*Data excerpts*

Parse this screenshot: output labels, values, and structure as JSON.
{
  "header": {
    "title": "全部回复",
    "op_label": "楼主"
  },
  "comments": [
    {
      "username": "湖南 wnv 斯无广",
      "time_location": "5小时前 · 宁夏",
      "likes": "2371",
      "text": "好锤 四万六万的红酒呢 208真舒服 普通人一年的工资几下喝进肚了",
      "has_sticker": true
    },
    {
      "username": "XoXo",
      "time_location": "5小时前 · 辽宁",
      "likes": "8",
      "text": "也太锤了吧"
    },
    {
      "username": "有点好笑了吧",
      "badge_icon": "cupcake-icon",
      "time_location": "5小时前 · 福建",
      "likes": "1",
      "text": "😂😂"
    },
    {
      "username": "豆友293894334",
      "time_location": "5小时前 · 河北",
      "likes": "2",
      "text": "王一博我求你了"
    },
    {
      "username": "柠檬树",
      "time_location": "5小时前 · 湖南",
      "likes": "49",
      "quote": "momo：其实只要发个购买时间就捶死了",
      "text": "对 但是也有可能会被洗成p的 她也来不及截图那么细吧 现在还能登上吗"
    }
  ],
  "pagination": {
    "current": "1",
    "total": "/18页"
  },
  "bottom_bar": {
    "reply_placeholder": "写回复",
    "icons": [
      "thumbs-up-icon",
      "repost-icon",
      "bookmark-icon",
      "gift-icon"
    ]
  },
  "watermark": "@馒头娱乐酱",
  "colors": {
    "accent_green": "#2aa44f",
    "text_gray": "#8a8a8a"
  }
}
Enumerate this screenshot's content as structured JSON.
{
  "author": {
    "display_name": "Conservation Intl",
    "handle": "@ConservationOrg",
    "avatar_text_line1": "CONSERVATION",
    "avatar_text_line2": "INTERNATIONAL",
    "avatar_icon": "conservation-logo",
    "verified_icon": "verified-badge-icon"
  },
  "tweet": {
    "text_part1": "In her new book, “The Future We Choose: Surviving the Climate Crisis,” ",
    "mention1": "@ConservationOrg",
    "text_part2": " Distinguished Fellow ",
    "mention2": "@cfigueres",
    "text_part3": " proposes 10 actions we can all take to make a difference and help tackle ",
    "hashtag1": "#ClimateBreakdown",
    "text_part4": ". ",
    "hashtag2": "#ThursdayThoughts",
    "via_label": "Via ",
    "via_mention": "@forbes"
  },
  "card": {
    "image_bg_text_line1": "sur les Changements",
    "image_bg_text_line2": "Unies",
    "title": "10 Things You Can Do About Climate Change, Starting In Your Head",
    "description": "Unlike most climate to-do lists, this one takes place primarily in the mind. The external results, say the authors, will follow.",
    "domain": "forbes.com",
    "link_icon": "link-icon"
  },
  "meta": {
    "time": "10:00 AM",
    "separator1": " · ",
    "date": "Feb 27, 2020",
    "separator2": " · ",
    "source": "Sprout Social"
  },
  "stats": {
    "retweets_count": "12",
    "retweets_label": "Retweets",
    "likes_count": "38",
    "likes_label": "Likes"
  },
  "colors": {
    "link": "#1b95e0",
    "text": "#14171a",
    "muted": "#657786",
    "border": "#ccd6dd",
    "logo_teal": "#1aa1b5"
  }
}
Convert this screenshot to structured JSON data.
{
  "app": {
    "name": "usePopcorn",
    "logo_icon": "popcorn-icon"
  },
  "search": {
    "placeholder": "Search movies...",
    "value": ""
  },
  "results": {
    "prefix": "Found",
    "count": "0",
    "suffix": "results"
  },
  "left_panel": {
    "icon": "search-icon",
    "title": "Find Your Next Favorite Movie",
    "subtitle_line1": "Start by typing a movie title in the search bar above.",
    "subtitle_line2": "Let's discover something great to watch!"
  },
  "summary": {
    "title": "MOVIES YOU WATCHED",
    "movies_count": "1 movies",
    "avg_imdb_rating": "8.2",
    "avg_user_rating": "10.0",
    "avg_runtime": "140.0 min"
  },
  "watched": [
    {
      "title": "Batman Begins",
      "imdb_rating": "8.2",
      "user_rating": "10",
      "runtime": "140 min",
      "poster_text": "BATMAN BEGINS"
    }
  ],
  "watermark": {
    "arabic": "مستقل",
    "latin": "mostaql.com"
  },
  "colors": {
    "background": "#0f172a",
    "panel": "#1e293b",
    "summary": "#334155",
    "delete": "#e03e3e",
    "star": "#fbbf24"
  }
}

*Exercise task*
Extract every entry in the listing word for word.

*Result*
Parse this screenshot: output labels, values, and structure as JSON.
{
  "header": {
    "title": "全部回复",
    "op_label": "楼主"
  },
  "comments": [
    {
      "username": "湖南 wnv 斯无广",
      "time_location": "5小时前 · 宁夏",
      "likes": "2371",
      "text": "好锤 四万六万的红酒呢 208真舒服 普通人一年的工资几下喝进肚了",
      "has_sticker": true
    },
    {
      "username": "XoXo",
      "time_location": "5小时前 · 辽宁",
      "likes": "8",
      "text": "也太锤了吧"
    },
    {
      "username": "有点好笑了吧",
      "badge_icon": "cupcake-icon",
      "time_location": "5小时前 · 福建",
      "likes": "1",
      "text": "😂😂"
    },
    {
      "username": "豆友293894334",
      "time_location": "5小时前 · 河北",
      "likes": "2",
      "text": "王一博我求你了"
    },
    {
      "username": "柠檬树",
      "time_location": "5小时前 · 湖南",
      "likes": "49",
      "quote": "momo：其实只要发个购买时间就捶死了",
      "text": "对 但是也有可能会被洗成p的 她也来不及截图那么细吧 现在还能登上吗"
    }
  ],
  "pagination": {
    "current": "1",
    "total": "/18页"
  },
  "bottom_bar": {
    "reply_placeholder": "写回复",
    "icons": [
      "thumbs-up-icon",
      "repost-icon",
      "bookmark-icon",
      "gift-icon"
    ]
  },
  "watermark": "@馒头娱乐酱",
  "colors": {
    "accent_green": "#2aa44f",
    "text_gray": "#8a8a8a"
  }
}
Enumerate this screenshot's content as structured JSON.
{
  "author": {
    "display_name": "Conservation Intl",
    "handle": "@ConservationOrg",
    "avatar_text_line1": "CONSERVATION",
    "avatar_text_line2": "INTERNATIONAL",
    "avatar_icon": "conservation-logo",
    "verified_icon": "verified-badge-icon"
  },
  "tweet": {
    "text_part1": "In her new book, “The Future We Choose: Surviving the Climate Crisis,” ",
    "mention1": "@ConservationOrg",
    "text_part2": " Distinguished Fellow ",
    "mention2": "@cfigueres",
    "text_part3": " proposes 10 actions we can all take to make a difference and help tackle ",
    "hashtag1": "#ClimateBreakdown",
    "text_part4": ". ",
    "hashtag2": "#ThursdayThoughts",
    "via_label": "Via ",
    "via_mention": "@forbes"
  },
  "card": {
    "image_bg_text_line1": "sur les Changements",
    "image_bg_text_line2": "Unies",
    "title": "10 Things You Can Do About Climate Change, Starting In Your Head",
    "description": "Unlike most climate to-do lists, this one takes place primarily in the mind. The external results, say the authors, will follow.",
    "domain": "forbes.com",
    "link_icon": "link-icon"
  },
  "meta": {
    "time": "10:00 AM",
    "separator1": " · ",
    "date": "Feb 27, 2020",
    "separator2": " · ",
    "source": "Sprout Social"
  },
  "stats": {
    "retweets_count": "12",
    "retweets_label": "Retweets",
    "likes_count": "38",
    "likes_label": "Likes"
  },
  "colors": {
    "link": "#1b95e0",
    "text": "#14171a",
    "muted": "#657786",
    "border": "#ccd6dd",
    "logo_teal": "#1aa1b5"
  }
}
Convert this screenshot to structured JSON data.
{
  "app": {
    "name": "usePopcorn",
    "logo_icon": "popcorn-icon"
  },
  "search": {
    "placeholder": "Search movies...",
    "value": ""
  },
  "results": {
    "prefix": "Found",
    "count": "0",
    "suffix": "results"
  },
  "left_panel": {
    "icon": "search-icon",
    "title": "Find Your Next Favorite Movie",
    "subtitle_line1": "Start by typing a movie title in the search bar above.",
    "subtitle_line2": "Let's discover something great to watch!"
  },
  "summary": {
    "title": "MOVIES YOU WATCHED",
    "movies_count": "1 movies",
    "avg_imdb_rating": "8.2",
    "avg_user_rating": "10.0",
    "avg_runtime": "140.0 min"
  },
  "watched": [
    {
      "title": "Batman Begins",
      "imdb_rating": "8.2",
      "user_rating": "10",
      "runtime": "140 min",
      "poster_text": "BATMAN BEGINS"
    }
  ],
  "watermark": {
    "arabic": "مستقل",
    "latin": "mostaql.com"
  },
  "colors": {
    "background": "#0f172a",
    "panel": "#1e293b",
    "summary": "#334155",
    "delete": "#e03e3e",
    "star": "#fbbf24"
  }
}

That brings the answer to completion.